— EXERCISE INSTRUCTIONS —
[a] For each statement, say yes or no according to the legal summary, and quote the words of the summary that decide it. (i) Judge Smith found that the policy defined the language "values at risk." (ii) The Appellate Division held that the applicable flood deductible was $2,494,020. (iii) The GBL § 349 claim was decided in the Southern District of New York.
[b] According to the legal summary, what did Judge Seybert agree that the plaintiff's complaint failed to allege?
[c] Rewrite the legal summary from the words "Paul Ferland and Venice Yoo obtained" through the words "claim was dismissed.", and swap in "consumer-directed conduct" for "consumer-oriented conduct".

— TEXT EXCERPT —
══════

Judge Smith of the Westchester County Supreme Court agreed with Castle Oil’s position and granted Castle Oil’s motion.  She found that the language “values at risk” was not defined in the policy, and must necessarily refer to the sublimit amount of $2.5 million.  She reasoned that this interpretation was the only way to give meaning to the language “at risk” because the insurer is “at risk” of paying only the full amount of the sublimit.  Judge Smith also held that the total insurable values of $124,701,000 could not be used to calculate the deductible because the endorsement included a disclaimer that those values were set forth for “premium purposes only.”  She further concluded that ACE’s position rendered Castle Oil’s flood protection illusory.

The Appellate Division disagreed with the lower court’s interpretation of the flood deductible provision, and concluded that the only reasonable interpretation of the flood deductible provision was that set forth by ACE – namely, that the applicable deductible was 2% of $124,701,000, or $2,494,020.  Castle Oil’s interpretation, on the other hand, was unreasonable as it would render much of the deductible provision entirely superfluous.

In reversing Judge Smith’s decision, the Appellate Division found that the “total insurable values at risk” refers to an insured’s own risk of loss and damage, not the insurer’s limit of liability.  In addition, the Appellate Division rejected Judge Smith’s finding that the values in the endorsement cannot be the values referred to in the deductible provision because of the “for premium purposes only” notation.  That note simply indicated that the values were used to determine the premiums only, not the limitations of the policy.  As such, it did not preclude the use of these values in the calculation of the applicable flood deductible.  The Appellate Division also rejected Judge Smith’s finding that ACE’s interpretation would render the policy’s coverage illusory.  While the claim at issue fell within the $2,494,020 deductible, the Appellate Division explained that there were loss scenarios pursuant to which Castle Oil would have been out the $2,494,020 deductible, but also would have been paid the entire $2,500,000 sublimit for flood.  Therefore, as ACE’s interpretation of the flood deductible was the only reasonable interpretation, the Appellate Division reversed the lower court’s decision and ruled in favor of ACE.

Paul Ferland and Venice Yoo Obtain Dismissal of an $18 Million Dollar Claim for Violations of New York General Business Law § 349

Paul Ferland and Venice Yoo obtained dismissal on behalf of Bankers Standard Insurance Company (“Bankers Standard”) of an $18 million dollar claim for violations of New York General Business Law § 349 (“GBL § 349”), in a coverage litigation arising out of Superstorm Sandy (“Sandy”). Federal Judge Joanna Seybert in the Eastern District of New York agreed with Bankers Standard’s argument that Plaintiff’s complaint failed to allege consumer-oriented conduct, as required to maintain a claim under GBL § 349. Accordingly, the $18 million claim was dismissed.

══════

— DATASET EXCERPTS —
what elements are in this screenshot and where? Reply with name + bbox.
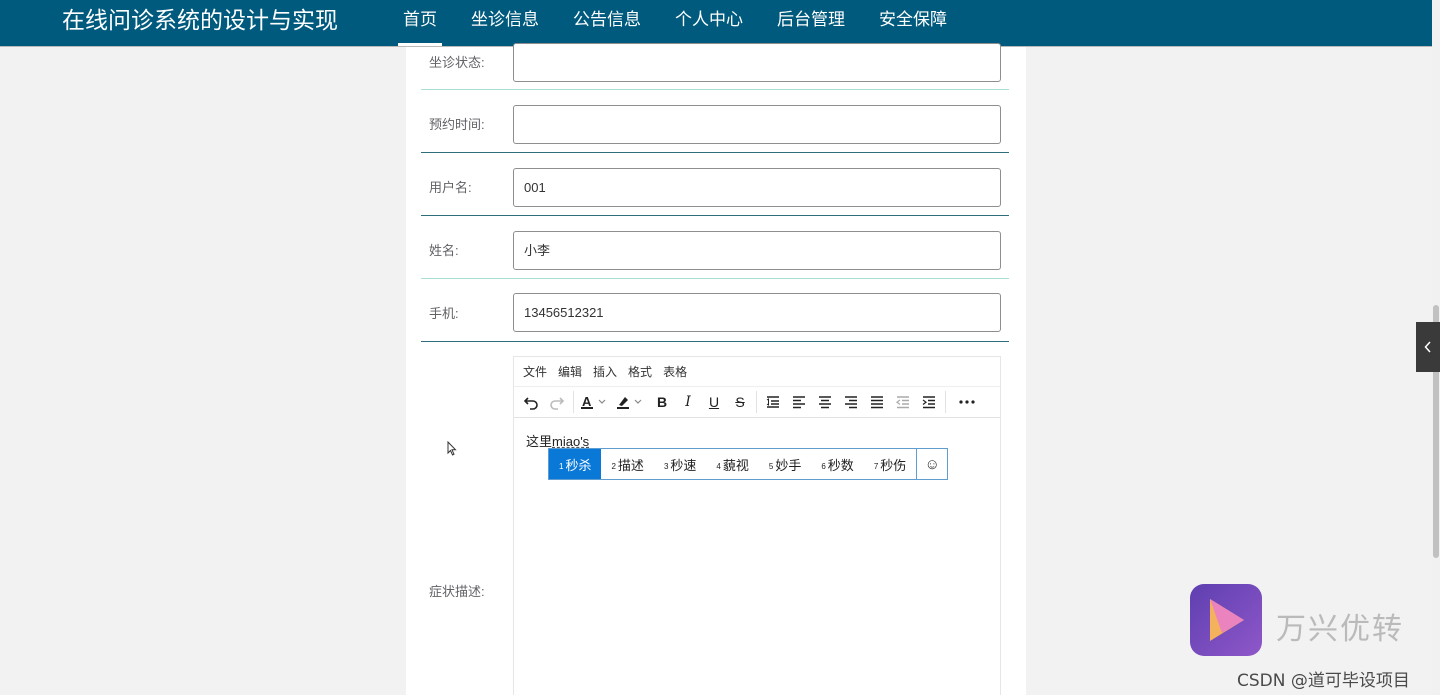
ime-composition-text: miao's xyxy=(552,434,590,449)
text-color-icon[interactable]: A xyxy=(577,389,613,415)
form-row-name: 姓名: 小李 xyxy=(421,216,1009,279)
appointment-time-label: 预约时间: xyxy=(429,117,485,132)
indent-icon[interactable] xyxy=(916,389,942,415)
italic-icon[interactable]: I xyxy=(675,389,701,415)
align-right-icon[interactable] xyxy=(838,389,864,415)
editor-toolbar: A B I U S xyxy=(514,387,1000,418)
undo-icon[interactable] xyxy=(518,389,544,415)
ime-candidate[interactable]: 5 妙手 xyxy=(759,449,811,479)
ime-candidate[interactable]: 7 秒伤 xyxy=(864,449,916,479)
consult-status-label: 坐诊状态: xyxy=(429,55,485,70)
form-row-consult-status: 坐诊状态: xyxy=(421,43,1009,90)
symptom-rich-editor: 文件 编辑 插入 格式 表格 A B I U S 这里miao's xyxy=(513,356,1001,695)
toolbar-separator xyxy=(756,391,757,413)
menu-format[interactable]: 格式 xyxy=(628,363,652,380)
form-row-appointment-time: 预约时间: xyxy=(421,90,1009,153)
menu-table[interactable]: 表格 xyxy=(663,363,687,380)
menu-insert[interactable]: 插入 xyxy=(593,363,617,380)
wondershare-watermark: 万兴优转 xyxy=(1276,612,1404,647)
more-icon[interactable] xyxy=(949,389,985,415)
align-center-icon[interactable] xyxy=(812,389,838,415)
emoji-icon[interactable]: ☺ xyxy=(916,449,947,479)
ime-candidate[interactable]: 6 秒数 xyxy=(811,449,863,479)
bold-icon[interactable]: B xyxy=(649,389,675,415)
nav-announcements[interactable]: 公告信息 xyxy=(556,0,658,46)
row-divider xyxy=(421,341,1009,342)
form-row-phone: 手机: 13456512321 xyxy=(421,279,1009,342)
outdent-icon[interactable] xyxy=(890,389,916,415)
editor-text: 这里 xyxy=(526,434,553,449)
main-nav: 首页 坐诊信息 公告信息 个人中心 后台管理 安全保障 xyxy=(386,0,964,46)
ime-candidate[interactable]: 2 描述 xyxy=(601,449,653,479)
toolbar-separator xyxy=(573,391,574,413)
nav-consult-info[interactable]: 坐诊信息 xyxy=(454,0,556,46)
underline-icon[interactable]: U xyxy=(701,389,727,415)
side-collapse-tab[interactable] xyxy=(1416,322,1440,372)
ime-candidate[interactable]: 1 秒杀 xyxy=(549,449,602,479)
chevron-left-icon xyxy=(1424,341,1431,353)
username-label: 用户名: xyxy=(429,180,472,195)
site-title: 在线问诊系统的设计与实现 xyxy=(62,8,338,34)
symptom-label: 症状描述: xyxy=(429,584,485,599)
name-label: 姓名: xyxy=(429,243,459,258)
form-row-username: 用户名: 001 xyxy=(421,153,1009,216)
svg-text:A: A xyxy=(582,394,592,409)
ime-candidate[interactable]: 4 藐视 xyxy=(706,449,758,479)
nav-home[interactable]: 首页 xyxy=(386,0,454,46)
appointment-time-input[interactable] xyxy=(513,105,1001,144)
redo-icon[interactable] xyxy=(544,389,570,415)
menu-file[interactable]: 文件 xyxy=(523,363,547,380)
nav-personal-center[interactable]: 个人中心 xyxy=(658,0,760,46)
ime-candidate-bar: 1 秒杀 2 描述 3 秒速 4 藐视 5 妙手 6 秒数 7 秒伤 ☺ xyxy=(548,448,949,480)
wondershare-logo-icon xyxy=(1190,584,1262,656)
nav-security[interactable]: 安全保障 xyxy=(862,0,964,46)
name-input[interactable]: 小李 xyxy=(513,231,1001,270)
toolbar-separator xyxy=(945,391,946,413)
align-justify-icon[interactable] xyxy=(864,389,890,415)
phone-input[interactable]: 13456512321 xyxy=(513,293,1001,332)
phone-label: 手机: xyxy=(429,306,459,321)
line-height-icon[interactable] xyxy=(760,389,786,415)
align-left-icon[interactable] xyxy=(786,389,812,415)
highlight-color-icon[interactable] xyxy=(613,389,649,415)
menu-edit[interactable]: 编辑 xyxy=(558,363,582,380)
mouse-pointer-icon xyxy=(447,440,457,461)
consult-status-input[interactable] xyxy=(513,43,1001,82)
form-card: 坐诊状态: 预约时间: 用户名: 001 姓名: 小李 手机: 13456512… xyxy=(406,43,1026,695)
csdn-watermark: CSDN @道可毕设项目 xyxy=(1237,671,1410,691)
editor-menubar: 文件 编辑 插入 格式 表格 xyxy=(514,357,1000,387)
strikethrough-icon[interactable]: S xyxy=(727,389,753,415)
top-navbar: 在线问诊系统的设计与实现 首页 坐诊信息 公告信息 个人中心 后台管理 安全保障 xyxy=(0,0,1432,47)
nav-admin[interactable]: 后台管理 xyxy=(760,0,862,46)
ime-candidate[interactable]: 3 秒速 xyxy=(654,449,706,479)
username-input[interactable]: 001 xyxy=(513,168,1001,207)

══════

— IN RESPONSE —
[a]
(i) No: "She found that the language “values at risk” was not defined in the policy"
(ii) Yes: "the applicable deductible was 2% of $124,701,000, or $2,494,020"
(iii) No: "Federal Judge Joanna Seybert in the Eastern District of New York"

[b] The complaint failed to allege consumer-oriented conduct, which a claim under GBL § 349 requires.

[c]
Paul Ferland and Venice Yoo obtained dismissal on behalf of Bankers Standard Insurance Company (“Bankers Standard”) of an $18 million dollar claim for violations of New York General Business Law § 349 (“GBL § 349”), in a coverage litigation arising out of Superstorm Sandy (“Sandy”). Federal Judge Joanna Seybert in the Eastern District of New York agreed with Bankers Standard’s argument that Plaintiff’s complaint failed to allege consumer-directed conduct, as required to maintain a claim under GBL § 349. Accordingly, the $18 million claim was dismissed.